**Aim of the exercise:** Pick every line with "точці" from the material below.

**Records to use:**
+ + +
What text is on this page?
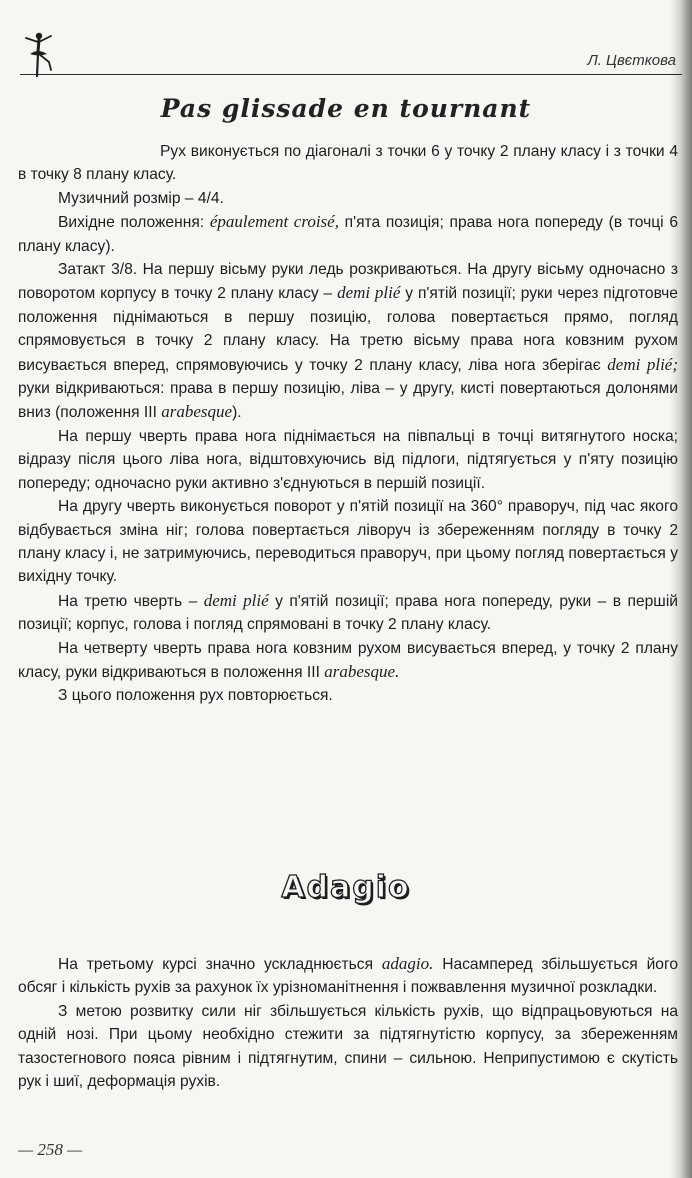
Л. Цвєткова
Pas glissade en tournant

Рух виконується по діагоналі з точки 6 у точку 2 плану класу і з точки 4 в точку 8 плану класу.

Музичний розмір – 4/4.

Вихідне положення: épaulement croisé, п'ята позиція; права нога попереду (в точці 6 плану класу).

Затакт 3/8. На першу вісьму руки ледь розкриваються. На другу вісьму одночасно з поворотом корпусу в точку 2 плану класу – demi plié у п'ятій позиції; руки через підготовче положення піднімаються в першу позицію, голова повертається прямо, погляд спрямовується в точку 2 плану класу. На третю вісьму права нога ковзним рухом висувається вперед, спрямовуючись у точку 2 плану класу, ліва нога зберігає demi plié; руки відкриваються: права в першу позицію, ліва – у другу, кисті повертаються долонями вниз (положення III arabesque).

На першу чверть права нога піднімається на півпальці в точці витягнутого носка; відразу після цього ліва нога, відштовхуючись від підлоги, підтягується у п'яту позицію попереду; одночасно руки активно з'єднуються в першій позиції.

На другу чверть виконується поворот у п'ятій позиції на 360° праворуч, під час якого відбувається зміна ніг; голова повертається ліворуч із збереженням погляду в точку 2 плану класу і, не затримуючись, переводиться праворуч, при цьому погляд повертається у вихідну точку.

На третю чверть – demi plié у п'ятій позиції; права нога попереду, руки – в першій позиції; корпус, голова і погляд спрямовані в точку 2 плану класу.

На четверту чверть права нога ковзним рухом висувається вперед, у точку 2 плану класу, руки відкриваються в положення III arabesque.

З цього положення рух повторюється.

Adagio

На третьому курсі значно ускладнюється adagio. Насамперед збільшується його обсяг і кількість рухів за рахунок їх урізноманітнення і пожвавлення музичної розкладки.

З метою розвитку сили ніг збільшується кількість рухів, що відпрацьовуються на одній нозі. При цьому необхідно стежити за підтягнутістю корпусу, за збереженням тазостегнового пояса рівним і підтягнутим, спини – сильною. Неприпустимою є скутість рук і шиї, деформація рухів.

— 258 —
+ + +
**Reply:**
Вихідне положення: épaulement croisé, п'ята позиція; права нога попереду (в точці 6 плану класу).
На першу чверть права нога піднімається на півпальці в точці витягнутого носка; відразу після цього ліва нога, відштовхуючись від підлоги, підтягується у п'яту позицію попереду; одночасно руки активно з'єднуються в першій позиції.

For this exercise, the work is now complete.